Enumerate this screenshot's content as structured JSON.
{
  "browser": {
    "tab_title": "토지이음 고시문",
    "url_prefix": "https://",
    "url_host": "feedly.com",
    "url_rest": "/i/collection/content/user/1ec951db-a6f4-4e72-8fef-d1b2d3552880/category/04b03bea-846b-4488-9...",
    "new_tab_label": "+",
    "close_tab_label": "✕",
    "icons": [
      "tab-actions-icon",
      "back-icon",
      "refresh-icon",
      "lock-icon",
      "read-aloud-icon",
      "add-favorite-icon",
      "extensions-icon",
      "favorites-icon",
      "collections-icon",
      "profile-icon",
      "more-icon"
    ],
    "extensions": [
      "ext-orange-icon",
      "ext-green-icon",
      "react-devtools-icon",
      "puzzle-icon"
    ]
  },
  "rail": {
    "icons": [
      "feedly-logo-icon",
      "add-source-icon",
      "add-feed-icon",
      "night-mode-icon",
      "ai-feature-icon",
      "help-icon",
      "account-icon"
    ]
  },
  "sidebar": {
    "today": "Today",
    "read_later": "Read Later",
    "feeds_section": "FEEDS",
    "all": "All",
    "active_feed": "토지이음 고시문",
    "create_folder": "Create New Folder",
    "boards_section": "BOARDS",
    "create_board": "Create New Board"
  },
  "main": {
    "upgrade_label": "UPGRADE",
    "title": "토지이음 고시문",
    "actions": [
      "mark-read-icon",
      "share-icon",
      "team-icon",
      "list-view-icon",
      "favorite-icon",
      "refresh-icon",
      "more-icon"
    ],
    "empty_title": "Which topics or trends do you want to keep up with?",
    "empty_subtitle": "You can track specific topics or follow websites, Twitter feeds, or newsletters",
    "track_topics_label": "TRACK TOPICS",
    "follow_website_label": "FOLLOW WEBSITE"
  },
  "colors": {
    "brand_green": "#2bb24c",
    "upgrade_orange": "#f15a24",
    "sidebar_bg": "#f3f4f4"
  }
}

• Written exercise: Transcribe the whole listing with nothing added or left out.

• Solution:
Enumerate this screenshot's content as structured JSON.
{
  "browser": {
    "tab_title": "토지이음 고시문",
    "url_prefix": "https://",
    "url_host": "feedly.com",
    "url_rest": "/i/collection/content/user/1ec951db-a6f4-4e72-8fef-d1b2d3552880/category/04b03bea-846b-4488-9...",
    "new_tab_label": "+",
    "close_tab_label": "✕",
    "icons": [
      "tab-actions-icon",
      "back-icon",
      "refresh-icon",
      "lock-icon",
      "read-aloud-icon",
      "add-favorite-icon",
      "extensions-icon",
      "favorites-icon",
      "collections-icon",
      "profile-icon",
      "more-icon"
    ],
    "extensions": [
      "ext-orange-icon",
      "ext-green-icon",
      "react-devtools-icon",
      "puzzle-icon"
    ]
  },
  "rail": {
    "icons": [
      "feedly-logo-icon",
      "add-source-icon",
      "add-feed-icon",
      "night-mode-icon",
      "ai-feature-icon",
      "help-icon",
      "account-icon"
    ]
  },
  "sidebar": {
    "today": "Today",
    "read_later": "Read Later",
    "feeds_section": "FEEDS",
    "all": "All",
    "active_feed": "토지이음 고시문",
    "create_folder": "Create New Folder",
    "boards_section": "BOARDS",
    "create_board": "Create New Board"
  },
  "main": {
    "upgrade_label": "UPGRADE",
    "title": "토지이음 고시문",
    "actions": [
      "mark-read-icon",
      "share-icon",
      "team-icon",
      "list-view-icon",
      "favorite-icon",
      "refresh-icon",
      "more-icon"
    ],
    "empty_title": "Which topics or trends do you want to keep up with?",
    "empty_subtitle": "You can track specific topics or follow websites, Twitter feeds, or newsletters",
    "track_topics_label": "TRACK TOPICS",
    "follow_website_label": "FOLLOW WEBSITE"
  },
  "colors": {
    "brand_green": "#2bb24c",
    "upgrade_orange": "#f15a24",
    "sidebar_bg": "#f3f4f4"
  }
}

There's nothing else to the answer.